WHAT YOU SHOULD DO: Return the material word for word. Do not include pictures.

STORED RECORDS:
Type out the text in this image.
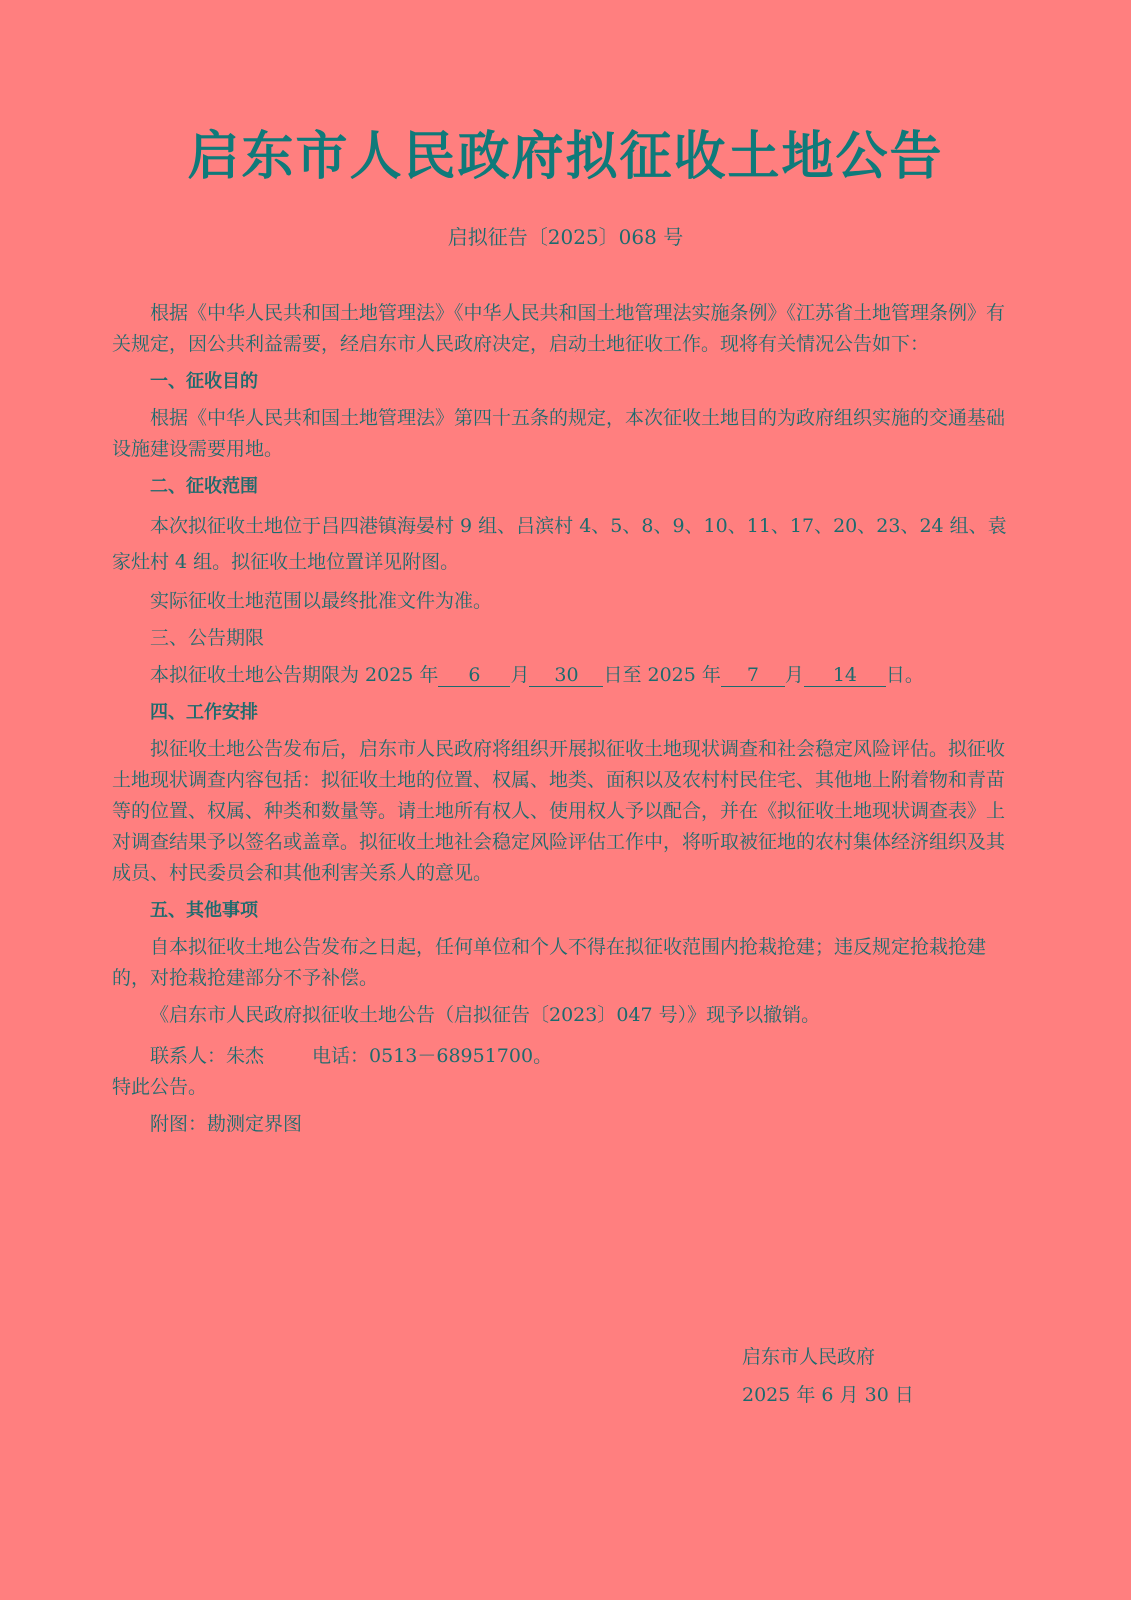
启东市人民政府拟征收土地公告
启拟征告〔2025〕068 号

根据《中华人民共和国土地管理法》《中华人民共和国土地管理法实施条例》《江苏省土地管理条例》有关规定，因公共利益需要，经启东市人民政府决定，启动土地征收工作。现将有关情况公告如下：

一、征收目的

根据《中华人民共和国土地管理法》第四十五条的规定，本次征收土地目的为政府组织实施的交通基础设施建设需要用地。

二、征收范围

本次拟征收土地位于吕四港镇海晏村 9 组、吕滨村 4、5、8、9、10、11、17、20、23、24 组、袁家灶村 4 组。拟征收土地位置详见附图。

实际征收土地范围以最终批准文件为准。

三、公告期限

本拟征收土地公告期限为 2025 年 6 月 30 日至 2025 年 7 月 14 日。

四、工作安排

拟征收土地公告发布后，启东市人民政府将组织开展拟征收土地现状调查和社会稳定风险评估。拟征收土地现状调查内容包括：拟征收土地的位置、权属、地类、面积以及农村村民住宅、其他地上附着物和青苗等的位置、权属、种类和数量等。请土地所有权人、使用权人予以配合，并在《拟征收土地现状调查表》上对调查结果予以签名或盖章。拟征收土地社会稳定风险评估工作中，将听取被征地的农村集体经济组织及其成员、村民委员会和其他利害关系人的意见。

五、其他事项

自本拟征收土地公告发布之日起，任何单位和个人不得在拟征收范围内抢栽抢建；违反规定抢栽抢建的，对抢栽抢建部分不予补偿。

《启东市人民政府拟征收土地公告（启拟征告〔2023〕047 号）》现予以撤销。

联系人：朱杰	电话：0513－68951700。

特此公告。

附图：勘测定界图

启东市人民政府
2025 年 6 月 30 日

FINISHED TASK:
Type out the text in this image.
启东市人民政府拟征收土地公告
启拟征告〔2025〕068 号

根据《中华人民共和国土地管理法》《中华人民共和国土地管理法实施条例》《江苏省土地管理条例》有关规定，因公共利益需要，经启东市人民政府决定，启动土地征收工作。现将有关情况公告如下：

一、征收目的

根据《中华人民共和国土地管理法》第四十五条的规定，本次征收土地目的为政府组织实施的交通基础设施建设需要用地。

二、征收范围

本次拟征收土地位于吕四港镇海晏村 9 组、吕滨村 4、5、8、9、10、11、17、20、23、24 组、袁家灶村 4 组。拟征收土地位置详见附图。

实际征收土地范围以最终批准文件为准。

三、公告期限

本拟征收土地公告期限为 2025 年 6 月 30 日至 2025 年 7 月 14 日。

四、工作安排

拟征收土地公告发布后，启东市人民政府将组织开展拟征收土地现状调查和社会稳定风险评估。拟征收土地现状调查内容包括：拟征收土地的位置、权属、地类、面积以及农村村民住宅、其他地上附着物和青苗等的位置、权属、种类和数量等。请土地所有权人、使用权人予以配合，并在《拟征收土地现状调查表》上对调查结果予以签名或盖章。拟征收土地社会稳定风险评估工作中，将听取被征地的农村集体经济组织及其成员、村民委员会和其他利害关系人的意见。

五、其他事项

自本拟征收土地公告发布之日起，任何单位和个人不得在拟征收范围内抢栽抢建；违反规定抢栽抢建的，对抢栽抢建部分不予补偿。

《启东市人民政府拟征收土地公告（启拟征告〔2023〕047 号）》现予以撤销。

联系人：朱杰	电话：0513－68951700。

特此公告。

附图：勘测定界图

启东市人民政府
2025 年 6 月 30 日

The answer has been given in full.